● **Exercise directions**
Scan the data for lines with "인력채용지원" and report the count by itself.

● **Data provided**
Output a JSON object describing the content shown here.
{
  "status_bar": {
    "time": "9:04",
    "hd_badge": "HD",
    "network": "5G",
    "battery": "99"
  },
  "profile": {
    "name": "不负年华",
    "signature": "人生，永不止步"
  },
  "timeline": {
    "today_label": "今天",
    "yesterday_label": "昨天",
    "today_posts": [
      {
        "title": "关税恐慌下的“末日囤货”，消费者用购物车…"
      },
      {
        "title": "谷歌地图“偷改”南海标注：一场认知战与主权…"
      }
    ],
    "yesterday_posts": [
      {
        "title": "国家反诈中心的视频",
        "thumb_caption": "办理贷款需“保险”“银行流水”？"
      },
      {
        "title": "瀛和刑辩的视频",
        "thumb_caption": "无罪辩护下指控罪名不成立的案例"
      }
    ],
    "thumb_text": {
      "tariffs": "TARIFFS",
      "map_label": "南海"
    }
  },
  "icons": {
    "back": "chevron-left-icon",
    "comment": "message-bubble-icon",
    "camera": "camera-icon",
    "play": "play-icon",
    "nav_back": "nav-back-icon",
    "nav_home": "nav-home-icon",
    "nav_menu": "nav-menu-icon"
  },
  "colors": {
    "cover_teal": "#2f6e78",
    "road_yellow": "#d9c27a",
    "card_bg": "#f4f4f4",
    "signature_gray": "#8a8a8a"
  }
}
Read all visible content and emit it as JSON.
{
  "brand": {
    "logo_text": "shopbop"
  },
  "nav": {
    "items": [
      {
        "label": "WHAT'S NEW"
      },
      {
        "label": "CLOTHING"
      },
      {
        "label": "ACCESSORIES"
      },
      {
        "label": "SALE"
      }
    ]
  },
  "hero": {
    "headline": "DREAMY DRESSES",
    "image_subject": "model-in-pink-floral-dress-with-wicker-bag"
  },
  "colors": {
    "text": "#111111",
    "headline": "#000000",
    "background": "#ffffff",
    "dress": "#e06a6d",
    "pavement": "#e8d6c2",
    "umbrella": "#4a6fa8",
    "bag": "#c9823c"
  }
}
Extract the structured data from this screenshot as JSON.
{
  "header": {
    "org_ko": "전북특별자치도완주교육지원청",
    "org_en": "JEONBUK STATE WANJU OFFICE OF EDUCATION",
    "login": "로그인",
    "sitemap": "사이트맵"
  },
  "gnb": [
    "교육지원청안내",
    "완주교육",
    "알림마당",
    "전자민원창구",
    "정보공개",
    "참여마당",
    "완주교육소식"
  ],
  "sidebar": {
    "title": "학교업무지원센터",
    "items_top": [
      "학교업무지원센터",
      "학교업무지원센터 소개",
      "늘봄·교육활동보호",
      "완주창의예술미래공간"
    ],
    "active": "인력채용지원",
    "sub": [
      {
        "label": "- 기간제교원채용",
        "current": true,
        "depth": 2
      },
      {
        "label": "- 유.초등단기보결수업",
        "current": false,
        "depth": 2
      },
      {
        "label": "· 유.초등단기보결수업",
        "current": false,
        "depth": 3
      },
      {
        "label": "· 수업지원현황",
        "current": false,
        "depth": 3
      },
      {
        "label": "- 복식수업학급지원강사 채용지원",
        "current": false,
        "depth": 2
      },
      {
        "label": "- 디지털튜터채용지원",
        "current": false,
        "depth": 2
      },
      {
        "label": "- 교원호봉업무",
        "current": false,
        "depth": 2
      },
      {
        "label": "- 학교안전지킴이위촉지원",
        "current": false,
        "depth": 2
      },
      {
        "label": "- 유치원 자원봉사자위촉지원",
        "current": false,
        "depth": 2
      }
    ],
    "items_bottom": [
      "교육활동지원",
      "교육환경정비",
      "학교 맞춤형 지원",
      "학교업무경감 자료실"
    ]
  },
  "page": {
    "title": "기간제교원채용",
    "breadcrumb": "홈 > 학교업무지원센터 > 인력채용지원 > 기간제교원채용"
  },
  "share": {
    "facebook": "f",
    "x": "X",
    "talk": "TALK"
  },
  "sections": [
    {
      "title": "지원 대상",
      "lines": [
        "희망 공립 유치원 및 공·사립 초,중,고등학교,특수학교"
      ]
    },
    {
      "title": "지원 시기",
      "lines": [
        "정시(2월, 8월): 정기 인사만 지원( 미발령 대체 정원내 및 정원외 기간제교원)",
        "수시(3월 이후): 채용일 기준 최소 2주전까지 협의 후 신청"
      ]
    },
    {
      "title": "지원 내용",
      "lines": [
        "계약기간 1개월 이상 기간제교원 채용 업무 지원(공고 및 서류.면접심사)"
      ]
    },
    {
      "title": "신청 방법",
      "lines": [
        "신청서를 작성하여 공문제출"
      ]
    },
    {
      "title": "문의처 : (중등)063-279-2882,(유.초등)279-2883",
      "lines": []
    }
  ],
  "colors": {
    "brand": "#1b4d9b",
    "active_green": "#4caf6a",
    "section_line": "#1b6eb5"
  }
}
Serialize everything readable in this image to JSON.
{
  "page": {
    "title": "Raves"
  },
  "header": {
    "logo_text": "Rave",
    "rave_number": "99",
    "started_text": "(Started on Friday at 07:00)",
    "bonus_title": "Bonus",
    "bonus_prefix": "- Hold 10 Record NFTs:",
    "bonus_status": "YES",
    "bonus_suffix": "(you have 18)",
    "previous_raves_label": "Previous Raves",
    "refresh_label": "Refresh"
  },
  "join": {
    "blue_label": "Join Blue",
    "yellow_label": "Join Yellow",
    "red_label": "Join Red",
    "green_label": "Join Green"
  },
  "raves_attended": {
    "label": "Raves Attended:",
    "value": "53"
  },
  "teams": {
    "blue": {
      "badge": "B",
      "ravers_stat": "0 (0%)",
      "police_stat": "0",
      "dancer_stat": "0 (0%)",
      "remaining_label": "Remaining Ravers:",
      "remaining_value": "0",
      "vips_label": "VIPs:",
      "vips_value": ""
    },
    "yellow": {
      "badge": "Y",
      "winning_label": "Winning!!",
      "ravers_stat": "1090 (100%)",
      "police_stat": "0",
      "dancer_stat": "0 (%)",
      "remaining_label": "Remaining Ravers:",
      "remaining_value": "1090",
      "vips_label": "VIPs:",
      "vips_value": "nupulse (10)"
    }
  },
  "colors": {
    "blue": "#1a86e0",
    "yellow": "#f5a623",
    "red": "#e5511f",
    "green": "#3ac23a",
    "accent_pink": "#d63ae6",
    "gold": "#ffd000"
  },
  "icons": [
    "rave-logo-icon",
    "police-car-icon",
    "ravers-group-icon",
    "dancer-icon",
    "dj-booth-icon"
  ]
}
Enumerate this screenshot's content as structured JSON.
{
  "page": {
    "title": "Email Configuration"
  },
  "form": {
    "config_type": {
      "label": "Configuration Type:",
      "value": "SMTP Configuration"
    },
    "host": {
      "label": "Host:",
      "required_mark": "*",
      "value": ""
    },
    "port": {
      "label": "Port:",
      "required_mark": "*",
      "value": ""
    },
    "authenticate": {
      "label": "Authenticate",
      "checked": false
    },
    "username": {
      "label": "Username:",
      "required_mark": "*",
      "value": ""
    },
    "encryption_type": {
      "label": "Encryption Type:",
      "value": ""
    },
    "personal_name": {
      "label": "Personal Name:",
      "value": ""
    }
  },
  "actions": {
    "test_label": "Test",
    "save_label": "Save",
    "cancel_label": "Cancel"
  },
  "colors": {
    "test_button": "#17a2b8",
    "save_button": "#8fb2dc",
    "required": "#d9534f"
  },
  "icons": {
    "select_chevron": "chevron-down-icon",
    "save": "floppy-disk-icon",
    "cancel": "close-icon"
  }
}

● **Answer to this problem**
2